>> Begin Source document
Ask HN: How does Amazon work? - plicense

I&#x27;ve read a number of articles on the internet about how amazon works, but most of them use tricky financial terms to describe how Amazon works. In simple terms, how can a company like Amazon, which has reported a quarterly loss of $574M still function? Where does it get its money from? Who invests in the company?
======
timrosenblatt
This is an enormously complicated question, and a good answer requires knowing
a bit about your background and what you already understand about business.

As for some high level answers to your three questions:

1) They lost a lot of money, how can they function? Well, it depends on your
definition of "a lot". Look at
[http://finance.yahoo.com/q/bs?s=amzn+Balance+Sheet&annual](http://finance.yahoo.com/q/bs?s=amzn+Balance+Sheet&annual)
and you will see on the top line, at the end of 2013, Amazon had about $8.6
_billion_ in cash. $574m is only about 6% of that.

2) Where does it get money? There are two main sources. The first is selling
goods (books, etc) and services (Amazon Web Services, etc). The second is
investors. Amazon owns a lot of it's own stock and if it wanted, it could sell
that stock to get more cash.

3) Who invests? Lots of individuals and groups. You're not going to be able to
get a list of literally every person who owns a share, but you can easily find
out which groups/people own large chunks:
[https://finance.yahoo.com/q/mh?s=AMZN+Major+Holders](https://finance.yahoo.com/q/mh?s=AMZN+Major+Holders)
>> End Source document
>> Begin Listing
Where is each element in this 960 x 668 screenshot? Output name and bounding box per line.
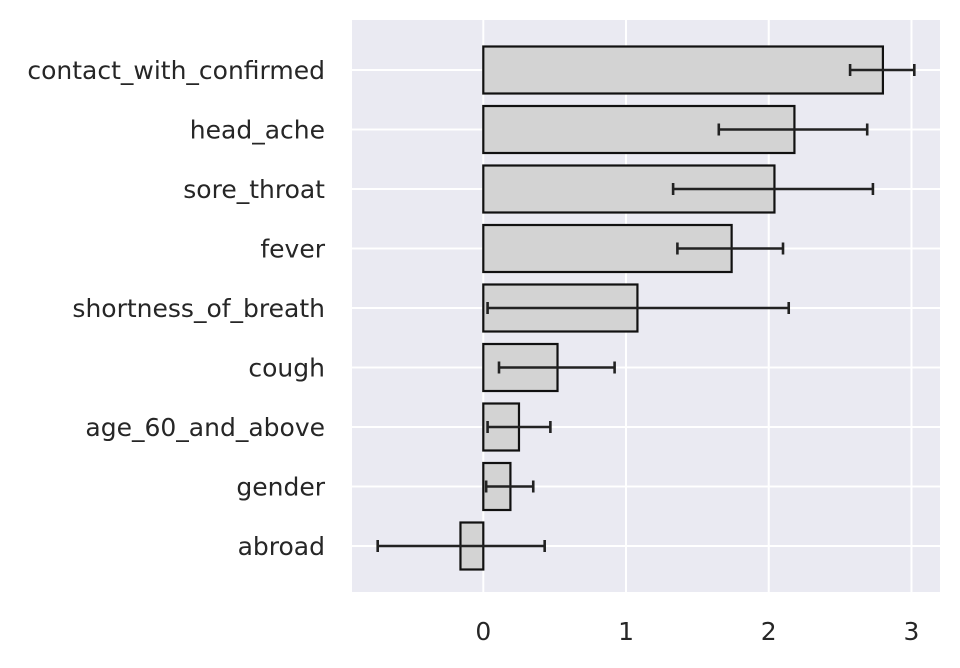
- error-bar-abroad: [376, 540, 546, 552]
- error-bar-sore-throat: [671, 183, 875, 195]
- error-bar-shortness-of-breath: [486, 302, 791, 314]
- x-tick-label: 1: [618, 617, 634, 646]
- x-tick-label: 2: [761, 617, 777, 646]
- error-bar-contact-with-confirmed: [848, 64, 916, 76]
- x-tick-label: 3: [904, 617, 920, 646]
- error-bar-cough: [497, 361, 616, 374]
- x-tick-label: 0: [475, 617, 491, 646]
- error-bar-age-60-and-above: [486, 421, 552, 433]
- y-tick-label: contact_with_confirmed: [27, 56, 325, 85]
- y-tick-label: head_ache: [190, 116, 325, 145]
- error-bar-fever: [676, 242, 785, 255]
- bar-contact-with-confirmed: [482, 45, 885, 95]
- y-tick-label: cough: [248, 354, 325, 383]
- error-bar-head-ache: [717, 123, 869, 136]
- y-tick-label: age_60_and_above: [85, 413, 325, 442]
- y-tick-label: shortness_of_breath: [72, 294, 325, 323]
- y-tick-label: abroad: [238, 532, 325, 561]
- y-tick-label: fever: [260, 235, 325, 264]
- y-tick-label: gender: [236, 473, 325, 502]
- error-bar-gender: [484, 480, 535, 493]
- y-tick-label: sore_throat: [183, 175, 325, 204]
>> End Listing
Directions for this task
In two sentences, summarize the forum thread about how Amazon works.

Solution to the exercise
A poster asks in simple terms how Amazon can keep functioning after a reported quarterly loss of $574M, where its money comes from, and who invests in it. A reply notes that Amazon had about $8.6 billion in cash at the end of 2013, so the loss was only about 6% of that; it names selling goods and services and investors as its two main sources of money, and it says many individuals and groups invest, with the large holders easy to find.